■ TASK INSTRUCTIONS
Retype the lines below without any change, from the first line through the line that contains "max-temp-point — [85, 280, 89, 284]", including both.
⁂
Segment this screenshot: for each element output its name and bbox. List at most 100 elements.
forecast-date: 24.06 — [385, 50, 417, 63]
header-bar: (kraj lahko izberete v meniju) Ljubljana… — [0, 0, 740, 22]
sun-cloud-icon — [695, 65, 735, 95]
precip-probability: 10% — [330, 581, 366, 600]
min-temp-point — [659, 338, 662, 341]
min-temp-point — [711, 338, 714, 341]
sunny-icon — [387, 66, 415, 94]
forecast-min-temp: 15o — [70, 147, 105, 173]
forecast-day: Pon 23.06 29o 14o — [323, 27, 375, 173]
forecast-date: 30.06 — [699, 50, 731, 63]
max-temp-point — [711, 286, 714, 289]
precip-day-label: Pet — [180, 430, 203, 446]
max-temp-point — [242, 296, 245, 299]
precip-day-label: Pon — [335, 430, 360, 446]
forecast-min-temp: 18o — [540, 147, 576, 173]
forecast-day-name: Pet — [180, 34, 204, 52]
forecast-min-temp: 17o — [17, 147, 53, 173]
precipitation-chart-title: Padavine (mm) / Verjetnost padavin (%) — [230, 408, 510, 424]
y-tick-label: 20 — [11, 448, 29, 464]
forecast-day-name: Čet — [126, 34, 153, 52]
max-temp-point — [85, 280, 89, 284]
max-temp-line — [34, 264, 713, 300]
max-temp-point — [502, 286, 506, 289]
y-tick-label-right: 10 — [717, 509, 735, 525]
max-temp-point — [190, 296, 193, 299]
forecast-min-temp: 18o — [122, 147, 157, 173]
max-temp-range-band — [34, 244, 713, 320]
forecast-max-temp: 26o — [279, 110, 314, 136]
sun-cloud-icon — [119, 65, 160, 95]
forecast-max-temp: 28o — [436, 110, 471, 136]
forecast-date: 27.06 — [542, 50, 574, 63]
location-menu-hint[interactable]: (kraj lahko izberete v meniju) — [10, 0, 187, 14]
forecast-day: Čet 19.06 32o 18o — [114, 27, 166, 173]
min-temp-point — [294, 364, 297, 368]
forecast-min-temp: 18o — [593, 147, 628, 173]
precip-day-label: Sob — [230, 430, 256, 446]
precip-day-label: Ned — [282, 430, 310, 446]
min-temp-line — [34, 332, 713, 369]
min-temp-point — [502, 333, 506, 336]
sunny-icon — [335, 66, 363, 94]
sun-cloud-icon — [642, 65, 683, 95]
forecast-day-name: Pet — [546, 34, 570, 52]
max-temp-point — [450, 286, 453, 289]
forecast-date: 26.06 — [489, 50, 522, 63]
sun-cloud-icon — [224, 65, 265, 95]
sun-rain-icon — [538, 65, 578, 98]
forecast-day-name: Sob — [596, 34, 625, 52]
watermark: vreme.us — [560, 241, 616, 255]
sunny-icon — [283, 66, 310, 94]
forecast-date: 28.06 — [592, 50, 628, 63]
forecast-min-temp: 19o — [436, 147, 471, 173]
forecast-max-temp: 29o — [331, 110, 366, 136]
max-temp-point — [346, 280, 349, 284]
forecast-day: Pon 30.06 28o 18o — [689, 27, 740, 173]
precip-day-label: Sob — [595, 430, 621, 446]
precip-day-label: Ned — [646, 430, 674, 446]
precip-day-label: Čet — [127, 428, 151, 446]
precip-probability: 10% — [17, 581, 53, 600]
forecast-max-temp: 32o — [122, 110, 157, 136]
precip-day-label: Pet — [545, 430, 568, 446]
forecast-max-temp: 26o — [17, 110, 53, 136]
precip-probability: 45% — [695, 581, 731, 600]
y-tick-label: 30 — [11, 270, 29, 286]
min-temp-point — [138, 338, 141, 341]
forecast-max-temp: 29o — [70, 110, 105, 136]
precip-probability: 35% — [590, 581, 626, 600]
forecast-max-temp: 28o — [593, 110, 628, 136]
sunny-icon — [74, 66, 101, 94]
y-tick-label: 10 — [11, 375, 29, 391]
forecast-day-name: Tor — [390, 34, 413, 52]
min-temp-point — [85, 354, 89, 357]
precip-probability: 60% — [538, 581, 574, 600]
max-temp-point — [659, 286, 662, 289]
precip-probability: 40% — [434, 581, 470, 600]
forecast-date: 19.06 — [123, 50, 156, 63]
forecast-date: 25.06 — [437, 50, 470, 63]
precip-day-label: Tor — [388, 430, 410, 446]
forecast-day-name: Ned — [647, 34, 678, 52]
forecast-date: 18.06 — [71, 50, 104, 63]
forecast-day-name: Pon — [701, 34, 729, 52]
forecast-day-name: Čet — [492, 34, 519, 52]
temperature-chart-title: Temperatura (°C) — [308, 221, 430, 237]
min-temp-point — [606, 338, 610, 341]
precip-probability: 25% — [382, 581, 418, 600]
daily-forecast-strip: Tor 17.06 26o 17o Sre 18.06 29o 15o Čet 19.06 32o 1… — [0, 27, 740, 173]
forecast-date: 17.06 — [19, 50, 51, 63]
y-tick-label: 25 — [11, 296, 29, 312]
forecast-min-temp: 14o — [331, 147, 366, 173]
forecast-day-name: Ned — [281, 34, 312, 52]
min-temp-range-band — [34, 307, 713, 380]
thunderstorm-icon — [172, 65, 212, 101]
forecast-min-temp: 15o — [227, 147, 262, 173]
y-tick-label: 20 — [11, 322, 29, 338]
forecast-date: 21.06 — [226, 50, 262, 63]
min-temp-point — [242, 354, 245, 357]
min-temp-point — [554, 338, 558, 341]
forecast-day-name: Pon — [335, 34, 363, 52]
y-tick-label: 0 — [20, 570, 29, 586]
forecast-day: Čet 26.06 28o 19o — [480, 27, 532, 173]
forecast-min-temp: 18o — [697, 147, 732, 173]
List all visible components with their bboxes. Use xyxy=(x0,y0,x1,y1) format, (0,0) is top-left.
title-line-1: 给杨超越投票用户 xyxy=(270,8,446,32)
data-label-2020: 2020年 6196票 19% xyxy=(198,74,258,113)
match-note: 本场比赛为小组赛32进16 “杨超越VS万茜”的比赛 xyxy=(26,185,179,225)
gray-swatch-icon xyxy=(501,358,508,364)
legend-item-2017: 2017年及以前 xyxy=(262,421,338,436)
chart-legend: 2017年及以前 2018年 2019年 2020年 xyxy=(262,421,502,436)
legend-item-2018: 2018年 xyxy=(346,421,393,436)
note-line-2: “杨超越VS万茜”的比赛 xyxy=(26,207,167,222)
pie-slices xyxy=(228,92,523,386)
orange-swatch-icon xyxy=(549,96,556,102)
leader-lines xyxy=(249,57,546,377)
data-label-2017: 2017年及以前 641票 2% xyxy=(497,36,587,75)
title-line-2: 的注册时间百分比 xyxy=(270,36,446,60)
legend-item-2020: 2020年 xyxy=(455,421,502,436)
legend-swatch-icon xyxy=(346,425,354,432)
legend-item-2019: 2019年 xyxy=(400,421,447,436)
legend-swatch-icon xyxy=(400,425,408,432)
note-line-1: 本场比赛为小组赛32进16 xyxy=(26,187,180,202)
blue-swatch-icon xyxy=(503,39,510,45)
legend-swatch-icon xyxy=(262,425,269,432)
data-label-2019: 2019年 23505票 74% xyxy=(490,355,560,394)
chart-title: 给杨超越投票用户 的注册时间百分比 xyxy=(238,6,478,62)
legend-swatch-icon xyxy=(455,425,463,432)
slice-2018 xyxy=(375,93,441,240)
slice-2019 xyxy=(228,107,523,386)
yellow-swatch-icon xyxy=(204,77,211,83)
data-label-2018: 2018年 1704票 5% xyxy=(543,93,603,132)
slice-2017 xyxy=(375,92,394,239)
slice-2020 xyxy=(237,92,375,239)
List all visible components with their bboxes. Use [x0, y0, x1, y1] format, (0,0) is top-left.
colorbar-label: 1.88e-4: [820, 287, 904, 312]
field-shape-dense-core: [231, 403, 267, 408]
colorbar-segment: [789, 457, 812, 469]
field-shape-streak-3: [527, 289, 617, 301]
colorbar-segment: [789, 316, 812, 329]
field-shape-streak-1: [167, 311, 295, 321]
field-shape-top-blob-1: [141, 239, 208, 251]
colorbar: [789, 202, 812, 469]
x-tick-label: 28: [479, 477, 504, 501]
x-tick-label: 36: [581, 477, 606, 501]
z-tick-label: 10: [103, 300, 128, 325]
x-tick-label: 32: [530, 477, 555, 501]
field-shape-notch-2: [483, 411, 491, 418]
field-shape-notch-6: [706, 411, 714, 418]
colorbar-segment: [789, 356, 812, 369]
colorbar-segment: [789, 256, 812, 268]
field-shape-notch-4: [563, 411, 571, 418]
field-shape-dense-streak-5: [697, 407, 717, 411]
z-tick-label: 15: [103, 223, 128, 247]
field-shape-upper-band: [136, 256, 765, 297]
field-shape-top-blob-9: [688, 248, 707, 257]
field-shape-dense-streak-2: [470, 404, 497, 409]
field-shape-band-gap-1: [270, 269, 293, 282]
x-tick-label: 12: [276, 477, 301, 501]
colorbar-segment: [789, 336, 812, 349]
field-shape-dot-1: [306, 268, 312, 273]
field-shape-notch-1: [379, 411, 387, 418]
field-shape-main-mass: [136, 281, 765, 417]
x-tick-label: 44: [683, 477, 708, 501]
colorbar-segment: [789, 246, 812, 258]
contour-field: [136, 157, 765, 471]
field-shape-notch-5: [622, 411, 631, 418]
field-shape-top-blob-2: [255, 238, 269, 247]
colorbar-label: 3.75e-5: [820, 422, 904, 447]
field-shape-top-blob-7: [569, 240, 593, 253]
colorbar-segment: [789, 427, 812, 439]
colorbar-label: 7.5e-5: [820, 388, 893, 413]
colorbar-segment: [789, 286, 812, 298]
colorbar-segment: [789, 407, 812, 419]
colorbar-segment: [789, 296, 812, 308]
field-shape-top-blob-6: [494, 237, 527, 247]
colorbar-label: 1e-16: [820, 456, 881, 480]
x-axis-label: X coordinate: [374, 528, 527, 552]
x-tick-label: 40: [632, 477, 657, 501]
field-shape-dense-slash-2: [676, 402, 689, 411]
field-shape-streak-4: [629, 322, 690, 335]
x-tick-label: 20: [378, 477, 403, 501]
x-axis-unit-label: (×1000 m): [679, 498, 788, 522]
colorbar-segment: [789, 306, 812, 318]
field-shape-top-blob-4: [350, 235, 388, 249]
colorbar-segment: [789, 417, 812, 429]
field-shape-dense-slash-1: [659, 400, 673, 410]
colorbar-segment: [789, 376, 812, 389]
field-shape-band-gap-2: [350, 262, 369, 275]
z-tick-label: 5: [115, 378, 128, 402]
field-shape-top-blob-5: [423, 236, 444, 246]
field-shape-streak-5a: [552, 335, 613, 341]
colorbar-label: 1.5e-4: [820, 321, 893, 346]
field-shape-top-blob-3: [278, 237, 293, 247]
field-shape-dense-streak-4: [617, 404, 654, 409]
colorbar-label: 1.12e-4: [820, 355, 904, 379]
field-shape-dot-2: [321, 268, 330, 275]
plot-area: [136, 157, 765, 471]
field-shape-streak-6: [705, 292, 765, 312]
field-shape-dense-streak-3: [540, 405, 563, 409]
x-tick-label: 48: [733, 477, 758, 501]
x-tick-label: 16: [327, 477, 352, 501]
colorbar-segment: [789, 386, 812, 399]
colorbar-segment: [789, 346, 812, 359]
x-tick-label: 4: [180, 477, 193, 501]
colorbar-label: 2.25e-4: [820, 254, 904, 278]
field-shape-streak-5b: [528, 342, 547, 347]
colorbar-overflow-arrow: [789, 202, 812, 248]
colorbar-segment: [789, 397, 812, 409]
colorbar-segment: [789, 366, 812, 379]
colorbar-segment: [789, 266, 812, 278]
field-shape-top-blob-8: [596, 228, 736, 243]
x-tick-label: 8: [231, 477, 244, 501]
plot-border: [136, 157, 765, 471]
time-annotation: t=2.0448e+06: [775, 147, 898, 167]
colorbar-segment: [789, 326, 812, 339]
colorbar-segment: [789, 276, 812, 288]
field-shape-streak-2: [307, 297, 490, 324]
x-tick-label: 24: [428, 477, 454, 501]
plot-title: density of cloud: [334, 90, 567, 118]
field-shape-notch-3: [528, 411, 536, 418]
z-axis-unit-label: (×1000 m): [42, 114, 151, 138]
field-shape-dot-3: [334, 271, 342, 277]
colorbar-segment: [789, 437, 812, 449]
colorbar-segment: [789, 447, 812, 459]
⁂
■ ANSWER TO THE PROBLEM
Segment this screenshot: for each element output its name and bbox. List at most 100 elements.
forecast-date: 24.06 — [385, 50, 417, 63]
header-bar: (kraj lahko izberete v meniju) Ljubljana… — [0, 0, 740, 22]
sun-cloud-icon — [695, 65, 735, 95]
precip-probability: 10% — [330, 581, 366, 600]
min-temp-point — [659, 338, 662, 341]
min-temp-point — [711, 338, 714, 341]
sunny-icon — [387, 66, 415, 94]
forecast-min-temp: 15o — [70, 147, 105, 173]
forecast-day: Pon 23.06 29o 14o — [323, 27, 375, 173]
forecast-date: 30.06 — [699, 50, 731, 63]
max-temp-point — [711, 286, 714, 289]
precip-day-label: Pet — [180, 430, 203, 446]
max-temp-point — [242, 296, 245, 299]
precip-day-label: Pon — [335, 430, 360, 446]
forecast-min-temp: 18o — [540, 147, 576, 173]
forecast-day-name: Pet — [180, 34, 204, 52]
forecast-min-temp: 17o — [17, 147, 53, 173]
precipitation-chart-title: Padavine (mm) / Verjetnost padavin (%) — [230, 408, 510, 424]
y-tick-label: 20 — [11, 448, 29, 464]
forecast-day-name: Čet — [126, 34, 153, 52]
max-temp-point — [85, 280, 89, 284]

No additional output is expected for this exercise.